── Given records

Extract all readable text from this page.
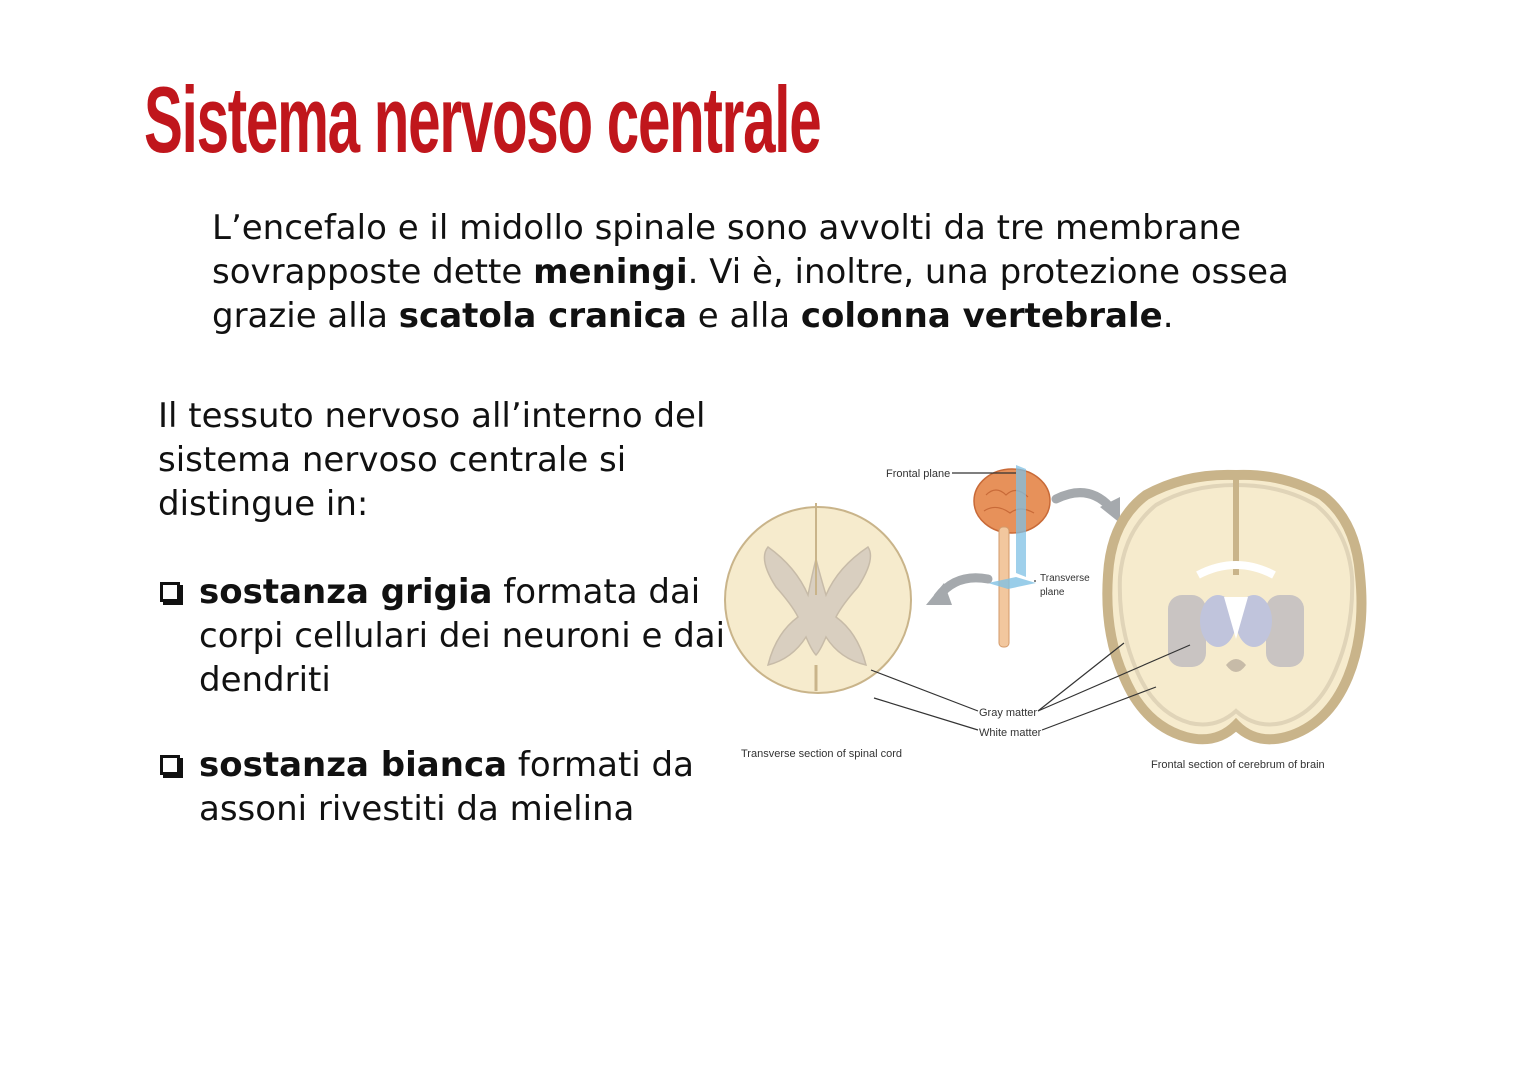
Sistema nervoso centrale

L’encefalo e il midollo spinale sono avvolti da tre membrane sovrapposte dette meningi. Vi è, inoltre, una protezione ossea grazie alla scatola cranica e alla colonna vertebrale.

Il tessuto nervoso all’interno del sistema nervoso centrale si distingue in:

sostanza grigia formata dai corpi cellulari dei neuroni e dai dendriti
sostanza bianca formati da assoni rivestiti da mielina
Frontal plane
Transverse
plane
Gray matter
White matter
Transverse section of spinal cord
Frontal section of cerebrum of brain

────

▶ [Exercise]
Make an exact copy of the whole listing, but don't bring over any pictures.

▶ [Solved exercise]
Extract all readable text from this page.
Sistema nervoso centrale

L’encefalo e il midollo spinale sono avvolti da tre membrane sovrapposte dette meningi. Vi è, inoltre, una protezione ossea grazie alla scatola cranica e alla colonna vertebrale.

Il tessuto nervoso all’interno del sistema nervoso centrale si distingue in:

sostanza grigia formata dai corpi cellulari dei neuroni e dai dendriti
sostanza bianca formati da assoni rivestiti da mielina
Frontal plane
Transverse
plane
Gray matter
White matter
Transverse section of spinal cord
Frontal section of cerebrum of brain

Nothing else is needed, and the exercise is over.